▶ Available data
__________
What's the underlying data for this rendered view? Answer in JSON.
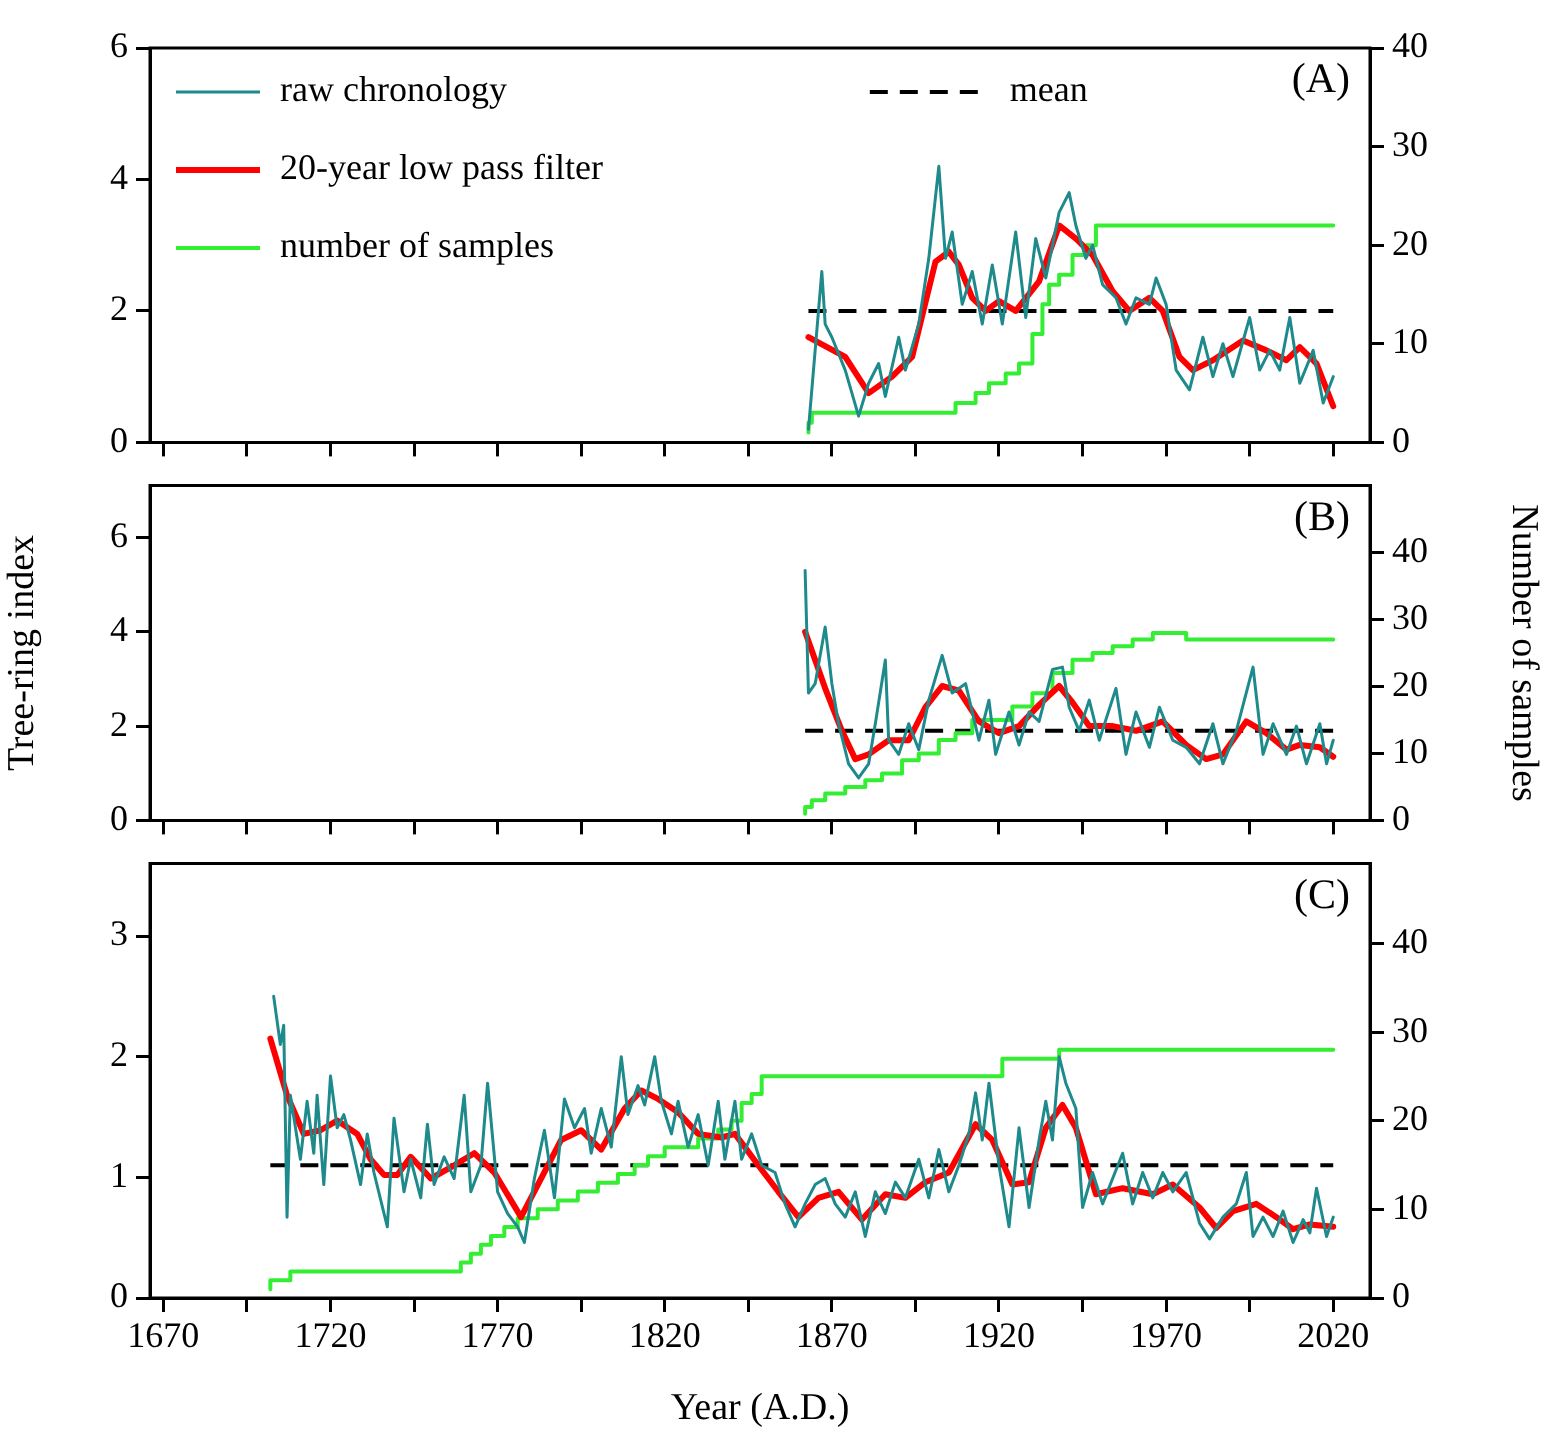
{
  "chart_data": [
    {
      "type": "line",
      "title": "(A)",
      "legend": "top left",
      "grid": false,
      "marker": "none",
      "tick_labels": "y",
      "xlim": [
        1666,
        2031
      ],
      "xticks": [
        1670,
        {
          "value": 1695,
          "label": null
        },
        1720,
        {
          "value": 1745,
          "label": null
        },
        1770,
        {
          "value": 1795,
          "label": null
        },
        1820,
        {
          "value": 1845,
          "label": null
        },
        1870,
        {
          "value": 1895,
          "label": null
        },
        1920,
        {
          "value": 1945,
          "label": null
        },
        1970,
        {
          "value": 1995,
          "label": null
        },
        2020
      ],
      "ylim": [
        0,
        6
      ],
      "yticks": [
        0,
        2,
        4,
        6
      ],
      "y2lim": [
        0,
        40
      ],
      "y2ticks": [
        0,
        10,
        20,
        30,
        40
      ],
      "ref_lines": [
        {
          "axis": "y",
          "value": 2.0,
          "label": "mean",
          "color": "#000000",
          "line_style": "dashed"
        }
      ],
      "series": [
        {
          "name": "raw chronology",
          "type": "line",
          "color": "#1f8a8c",
          "x": [
            1863,
            1867,
            1868,
            1870,
            1874,
            1878,
            1881,
            1884,
            1886,
            1890,
            1892,
            1896,
            1899,
            1902,
            1904,
            1906,
            1909,
            1912,
            1915,
            1918,
            1921,
            1925,
            1928,
            1931,
            1934,
            1938,
            1941,
            1943,
            1946,
            1948,
            1951,
            1955,
            1958,
            1961,
            1965,
            1967,
            1970,
            1973,
            1977,
            1981,
            1984,
            1987,
            1990,
            1995,
            1998,
            2001,
            2004,
            2007,
            2010,
            2014,
            2017,
            2020
          ],
          "values": [
            0.2,
            2.6,
            1.8,
            1.6,
            1.1,
            0.4,
            0.9,
            1.2,
            0.7,
            1.6,
            1.1,
            1.8,
            2.8,
            4.2,
            2.8,
            3.2,
            2.1,
            2.6,
            1.8,
            2.7,
            1.8,
            3.2,
            1.9,
            3.1,
            2.5,
            3.5,
            3.8,
            3.3,
            2.8,
            3.0,
            2.4,
            2.2,
            1.8,
            2.2,
            2.1,
            2.5,
            2.1,
            1.1,
            0.8,
            1.6,
            1.0,
            1.5,
            1.0,
            1.9,
            1.1,
            1.4,
            1.1,
            1.9,
            0.9,
            1.4,
            0.6,
            1.0
          ]
        },
        {
          "name": "20-year low pass filter",
          "type": "line",
          "color": "#ff0000",
          "x": [
            1863,
            1874,
            1881,
            1888,
            1894,
            1901,
            1905,
            1908,
            1912,
            1916,
            1920,
            1925,
            1932,
            1938,
            1943,
            1948,
            1954,
            1959,
            1965,
            1969,
            1974,
            1978,
            1984,
            1993,
            2000,
            2006,
            2010,
            2015,
            2020
          ],
          "values": [
            1.6,
            1.3,
            0.75,
            1.0,
            1.3,
            2.75,
            2.9,
            2.7,
            2.2,
            2.0,
            2.15,
            2.0,
            2.45,
            3.3,
            3.1,
            2.85,
            2.3,
            2.0,
            2.2,
            2.0,
            1.3,
            1.1,
            1.25,
            1.55,
            1.4,
            1.25,
            1.45,
            1.2,
            0.55
          ]
        },
        {
          "name": "number of samples",
          "type": "step",
          "axis": "y2",
          "color": "#33ee33",
          "x": [
            1863,
            1864,
            1907,
            1913,
            1917,
            1922,
            1926,
            1930,
            1933,
            1935,
            1938,
            1942,
            1946,
            1949,
            1969,
            2020
          ],
          "values": [
            1,
            2,
            3,
            4,
            5,
            6,
            7,
            8,
            11,
            14,
            16,
            17,
            19,
            20,
            22,
            22
          ]
        }
      ]
    },
    {
      "type": "line",
      "title": "(B)",
      "ylabel": "Tree-ring index",
      "y2label": "Number of samples",
      "grid": false,
      "marker": "none",
      "tick_labels": "y",
      "xlim": [
        1666,
        2031
      ],
      "xticks": [
        1670,
        {
          "value": 1695,
          "label": null
        },
        1720,
        {
          "value": 1745,
          "label": null
        },
        1770,
        {
          "value": 1795,
          "label": null
        },
        1820,
        {
          "value": 1845,
          "label": null
        },
        1870,
        {
          "value": 1895,
          "label": null
        },
        1920,
        {
          "value": 1945,
          "label": null
        },
        1970,
        {
          "value": 1995,
          "label": null
        },
        2020
      ],
      "ylim": [
        0,
        7.1
      ],
      "yticks": [
        0,
        2,
        4,
        6
      ],
      "y2lim": [
        0,
        50
      ],
      "y2ticks": [
        0,
        10,
        20,
        30,
        40
      ],
      "ref_lines": [
        {
          "axis": "y",
          "value": 1.9,
          "color": "#000000",
          "line_style": "dashed"
        }
      ],
      "series": [
        {
          "type": "line",
          "color": "#1f8a8c",
          "x": [
            1862,
            1863,
            1865,
            1868,
            1870,
            1872,
            1875,
            1878,
            1881,
            1883,
            1886,
            1887,
            1890,
            1893,
            1896,
            1899,
            1903,
            1906,
            1910,
            1914,
            1917,
            1919,
            1923,
            1926,
            1929,
            1932,
            1936,
            1939,
            1941,
            1944,
            1947,
            1950,
            1955,
            1958,
            1961,
            1965,
            1968,
            1972,
            1976,
            1980,
            1984,
            1987,
            1991,
            1996,
            1999,
            2002,
            2006,
            2009,
            2012,
            2016,
            2018,
            2020
          ],
          "values": [
            5.3,
            2.7,
            2.9,
            4.1,
            2.9,
            2.05,
            1.2,
            0.9,
            1.2,
            2.05,
            3.4,
            1.7,
            1.4,
            2.05,
            1.5,
            2.55,
            3.5,
            2.7,
            2.9,
            1.7,
            2.55,
            1.4,
            2.3,
            1.6,
            2.3,
            2.1,
            3.2,
            3.25,
            2.4,
            1.9,
            2.55,
            1.7,
            2.8,
            1.4,
            2.3,
            1.55,
            2.4,
            1.7,
            1.55,
            1.2,
            2.05,
            1.2,
            1.9,
            3.25,
            1.4,
            2.05,
            1.4,
            2.0,
            1.2,
            2.05,
            1.2,
            1.7
          ]
        },
        {
          "type": "line",
          "color": "#ff0000",
          "x": [
            1862,
            1868,
            1873,
            1877,
            1881,
            1887,
            1893,
            1898,
            1903,
            1908,
            1914,
            1920,
            1926,
            1932,
            1938,
            1942,
            1947,
            1954,
            1961,
            1969,
            1976,
            1982,
            1987,
            1994,
            2000,
            2006,
            2010,
            2016,
            2020
          ],
          "values": [
            4.0,
            2.8,
            1.9,
            1.3,
            1.4,
            1.7,
            1.7,
            2.4,
            2.85,
            2.75,
            2.1,
            1.85,
            2.0,
            2.45,
            2.85,
            2.5,
            2.0,
            2.0,
            1.9,
            2.1,
            1.6,
            1.3,
            1.4,
            2.1,
            1.85,
            1.5,
            1.6,
            1.55,
            1.35
          ]
        },
        {
          "type": "step",
          "axis": "y2",
          "color": "#33ee33",
          "x": [
            1862,
            1864,
            1868,
            1874,
            1880,
            1885,
            1891,
            1896,
            1902,
            1907,
            1912,
            1924,
            1930,
            1936,
            1942,
            1948,
            1954,
            1960,
            1966,
            1976,
            2019,
            2020
          ],
          "values": [
            1,
            2,
            3,
            4,
            5,
            6,
            7,
            9,
            10,
            12,
            13,
            15,
            17,
            19,
            22,
            24,
            25,
            26,
            27,
            28,
            27,
            27
          ]
        }
      ]
    },
    {
      "type": "line",
      "title": "(C)",
      "xlabel": "Year (A.D.)",
      "grid": false,
      "marker": "none",
      "xlim": [
        1666,
        2031
      ],
      "xticks": [
        1670,
        {
          "value": 1695,
          "label": null
        },
        1720,
        {
          "value": 1745,
          "label": null
        },
        1770,
        {
          "value": 1795,
          "label": null
        },
        1820,
        {
          "value": 1845,
          "label": null
        },
        1870,
        {
          "value": 1895,
          "label": null
        },
        1920,
        {
          "value": 1945,
          "label": null
        },
        1970,
        {
          "value": 1995,
          "label": null
        },
        2020
      ],
      "ylim": [
        0,
        3.6
      ],
      "yticks": [
        0,
        1,
        2,
        3
      ],
      "y2lim": [
        0,
        49
      ],
      "y2ticks": [
        0,
        10,
        20,
        30,
        40
      ],
      "ref_lines": [
        {
          "axis": "y",
          "value": 1.1,
          "color": "#000000",
          "line_style": "dashed"
        }
      ],
      "series": [
        {
          "type": "line",
          "color": "#1f8a8c",
          "x": [
            1703,
            1705,
            1706,
            1707,
            1708,
            1711,
            1713,
            1715,
            1716,
            1718,
            1720,
            1722,
            1724,
            1726,
            1729,
            1731,
            1733,
            1737,
            1739,
            1742,
            1744,
            1747,
            1749,
            1751,
            1754,
            1757,
            1760,
            1762,
            1765,
            1767,
            1770,
            1773,
            1776,
            1778,
            1781,
            1784,
            1787,
            1790,
            1793,
            1796,
            1798,
            1801,
            1804,
            1807,
            1809,
            1812,
            1814,
            1817,
            1819,
            1822,
            1824,
            1827,
            1830,
            1833,
            1836,
            1838,
            1841,
            1843,
            1846,
            1849,
            1853,
            1856,
            1859,
            1862,
            1865,
            1868,
            1871,
            1874,
            1877,
            1880,
            1883,
            1886,
            1889,
            1892,
            1896,
            1899,
            1902,
            1905,
            1908,
            1911,
            1913,
            1915,
            1917,
            1920,
            1923,
            1926,
            1929,
            1932,
            1934,
            1936,
            1938,
            1940,
            1943,
            1945,
            1948,
            1951,
            1954,
            1957,
            1960,
            1963,
            1966,
            1969,
            1972,
            1976,
            1980,
            1983,
            1987,
            1991,
            1994,
            1996,
            1999,
            2002,
            2005,
            2008,
            2011,
            2013,
            2015,
            2018,
            2020
          ],
          "values": [
            2.5,
            2.1,
            2.26,
            0.67,
            1.68,
            1.15,
            1.63,
            1.2,
            1.68,
            0.94,
            1.84,
            1.41,
            1.52,
            1.31,
            0.94,
            1.36,
            1.04,
            0.59,
            1.49,
            0.88,
            1.15,
            0.83,
            1.44,
            0.94,
            1.17,
            0.99,
            1.68,
            0.88,
            1.1,
            1.78,
            0.88,
            0.7,
            0.59,
            0.46,
            0.99,
            1.39,
            0.83,
            1.65,
            1.41,
            1.57,
            1.2,
            1.57,
            1.25,
            2.0,
            1.52,
            1.76,
            1.6,
            2.0,
            1.63,
            1.36,
            1.63,
            1.25,
            1.52,
            1.1,
            1.63,
            1.15,
            1.63,
            1.15,
            1.36,
            1.1,
            1.04,
            0.78,
            0.59,
            0.78,
            0.94,
            0.99,
            0.78,
            0.67,
            0.88,
            0.51,
            0.88,
            0.7,
            0.96,
            0.83,
            1.15,
            0.83,
            1.23,
            0.88,
            1.1,
            1.36,
            1.7,
            1.31,
            1.78,
            1.1,
            0.59,
            1.41,
            0.75,
            1.31,
            1.63,
            1.31,
            2.0,
            1.78,
            1.57,
            0.75,
            1.04,
            0.78,
            0.99,
            1.2,
            0.78,
            1.04,
            0.83,
            1.04,
            0.88,
            1.04,
            0.62,
            0.49,
            0.67,
            0.78,
            1.04,
            0.51,
            0.67,
            0.51,
            0.72,
            0.46,
            0.65,
            0.54,
            0.91,
            0.51,
            0.67
          ]
        },
        {
          "type": "line",
          "color": "#ff0000",
          "x": [
            1702,
            1707,
            1712,
            1717,
            1722,
            1728,
            1732,
            1736,
            1740,
            1744,
            1750,
            1757,
            1763,
            1769,
            1777,
            1783,
            1789,
            1795,
            1801,
            1808,
            1813,
            1818,
            1824,
            1830,
            1837,
            1841,
            1848,
            1854,
            1860,
            1866,
            1872,
            1879,
            1886,
            1892,
            1898,
            1905,
            1913,
            1918,
            1924,
            1929,
            1934,
            1939,
            1943,
            1949,
            1957,
            1966,
            1972,
            1980,
            1985,
            1990,
            1997,
            2003,
            2008,
            2013,
            2020
          ],
          "values": [
            2.15,
            1.68,
            1.36,
            1.39,
            1.47,
            1.36,
            1.15,
            1.02,
            1.02,
            1.17,
            0.99,
            1.1,
            1.2,
            1.04,
            0.67,
            0.99,
            1.31,
            1.39,
            1.23,
            1.57,
            1.72,
            1.65,
            1.54,
            1.36,
            1.33,
            1.36,
            1.1,
            0.88,
            0.67,
            0.83,
            0.88,
            0.65,
            0.86,
            0.83,
            0.96,
            1.04,
            1.44,
            1.31,
            0.94,
            0.96,
            1.41,
            1.6,
            1.41,
            0.86,
            0.91,
            0.86,
            0.94,
            0.75,
            0.58,
            0.72,
            0.78,
            0.67,
            0.57,
            0.61,
            0.59
          ]
        },
        {
          "type": "step",
          "axis": "y2",
          "color": "#33ee33",
          "x": [
            1702,
            1708,
            1759,
            1762,
            1765,
            1768,
            1772,
            1776,
            1782,
            1788,
            1794,
            1800,
            1806,
            1811,
            1815,
            1820,
            1830,
            1836,
            1840,
            1843,
            1846,
            1849,
            1921,
            1925,
            1938,
            1940,
            2020
          ],
          "values": [
            1,
            2,
            3,
            4,
            5,
            6,
            7,
            8,
            9,
            10,
            11,
            12,
            13,
            14,
            15,
            16,
            17,
            18,
            19,
            20,
            22,
            23,
            25,
            27,
            27,
            28,
            28
          ]
        }
      ]
    }
  ]
}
__________
▶ Goal of the exercise
Identify the lines above that contain the word "name", then copy them.

▶ The output
          "name": "raw chronology",
          "name": "20-year low pass filter",
          "name": "number of samples",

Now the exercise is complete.